─── MATERIAL FOR THE TASK ───

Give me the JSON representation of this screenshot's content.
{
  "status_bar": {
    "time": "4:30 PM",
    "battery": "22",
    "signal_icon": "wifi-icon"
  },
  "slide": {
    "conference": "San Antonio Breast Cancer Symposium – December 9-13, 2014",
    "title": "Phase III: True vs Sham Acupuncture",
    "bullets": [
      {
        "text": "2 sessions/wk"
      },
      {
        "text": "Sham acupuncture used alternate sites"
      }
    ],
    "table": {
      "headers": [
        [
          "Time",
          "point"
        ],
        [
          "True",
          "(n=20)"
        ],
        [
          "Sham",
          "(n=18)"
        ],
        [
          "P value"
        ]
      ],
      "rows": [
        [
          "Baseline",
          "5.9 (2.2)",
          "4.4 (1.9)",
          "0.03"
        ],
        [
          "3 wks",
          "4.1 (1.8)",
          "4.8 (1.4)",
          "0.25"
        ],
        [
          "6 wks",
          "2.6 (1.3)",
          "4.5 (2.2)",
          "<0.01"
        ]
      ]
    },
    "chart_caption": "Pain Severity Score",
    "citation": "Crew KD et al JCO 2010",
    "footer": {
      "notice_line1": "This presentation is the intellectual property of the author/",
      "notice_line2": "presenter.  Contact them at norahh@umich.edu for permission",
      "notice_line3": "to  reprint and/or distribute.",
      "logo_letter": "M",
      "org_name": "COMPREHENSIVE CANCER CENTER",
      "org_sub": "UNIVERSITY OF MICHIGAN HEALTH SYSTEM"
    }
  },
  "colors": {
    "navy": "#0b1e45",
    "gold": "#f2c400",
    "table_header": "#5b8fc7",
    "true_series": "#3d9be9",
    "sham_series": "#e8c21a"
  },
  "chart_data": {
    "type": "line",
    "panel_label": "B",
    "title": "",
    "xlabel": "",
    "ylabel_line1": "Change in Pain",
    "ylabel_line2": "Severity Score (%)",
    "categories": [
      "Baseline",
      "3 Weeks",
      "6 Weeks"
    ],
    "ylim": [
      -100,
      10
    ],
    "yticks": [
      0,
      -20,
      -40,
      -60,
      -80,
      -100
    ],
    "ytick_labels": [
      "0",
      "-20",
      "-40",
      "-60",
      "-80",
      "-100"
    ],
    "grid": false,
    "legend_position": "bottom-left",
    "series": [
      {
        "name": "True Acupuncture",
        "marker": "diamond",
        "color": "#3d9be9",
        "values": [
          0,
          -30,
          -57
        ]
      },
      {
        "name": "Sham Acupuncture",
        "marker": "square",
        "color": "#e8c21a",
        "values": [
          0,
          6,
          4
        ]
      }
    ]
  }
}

───

EXERCISE PROMPT: Each record above should be output again exactly.

COMPLETED TASK:
Give me the JSON representation of this screenshot's content.
{
  "status_bar": {
    "time": "4:30 PM",
    "battery": "22",
    "signal_icon": "wifi-icon"
  },
  "slide": {
    "conference": "San Antonio Breast Cancer Symposium – December 9-13, 2014",
    "title": "Phase III: True vs Sham Acupuncture",
    "bullets": [
      {
        "text": "2 sessions/wk"
      },
      {
        "text": "Sham acupuncture used alternate sites"
      }
    ],
    "table": {
      "headers": [
        [
          "Time",
          "point"
        ],
        [
          "True",
          "(n=20)"
        ],
        [
          "Sham",
          "(n=18)"
        ],
        [
          "P value"
        ]
      ],
      "rows": [
        [
          "Baseline",
          "5.9 (2.2)",
          "4.4 (1.9)",
          "0.03"
        ],
        [
          "3 wks",
          "4.1 (1.8)",
          "4.8 (1.4)",
          "0.25"
        ],
        [
          "6 wks",
          "2.6 (1.3)",
          "4.5 (2.2)",
          "<0.01"
        ]
      ]
    },
    "chart_caption": "Pain Severity Score",
    "citation": "Crew KD et al JCO 2010",
    "footer": {
      "notice_line1": "This presentation is the intellectual property of the author/",
      "notice_line2": "presenter.  Contact them at norahh@umich.edu for permission",
      "notice_line3": "to  reprint and/or distribute.",
      "logo_letter": "M",
      "org_name": "COMPREHENSIVE CANCER CENTER",
      "org_sub": "UNIVERSITY OF MICHIGAN HEALTH SYSTEM"
    }
  },
  "colors": {
    "navy": "#0b1e45",
    "gold": "#f2c400",
    "table_header": "#5b8fc7",
    "true_series": "#3d9be9",
    "sham_series": "#e8c21a"
  },
  "chart_data": {
    "type": "line",
    "panel_label": "B",
    "title": "",
    "xlabel": "",
    "ylabel_line1": "Change in Pain",
    "ylabel_line2": "Severity Score (%)",
    "categories": [
      "Baseline",
      "3 Weeks",
      "6 Weeks"
    ],
    "ylim": [
      -100,
      10
    ],
    "yticks": [
      0,
      -20,
      -40,
      -60,
      -80,
      -100
    ],
    "ytick_labels": [
      "0",
      "-20",
      "-40",
      "-60",
      "-80",
      "-100"
    ],
    "grid": false,
    "legend_position": "bottom-left",
    "series": [
      {
        "name": "True Acupuncture",
        "marker": "diamond",
        "color": "#3d9be9",
        "values": [
          0,
          -30,
          -57
        ]
      },
      {
        "name": "Sham Acupuncture",
        "marker": "square",
        "color": "#e8c21a",
        "values": [
          0,
          6,
          4
        ]
      }
    ]
  }
}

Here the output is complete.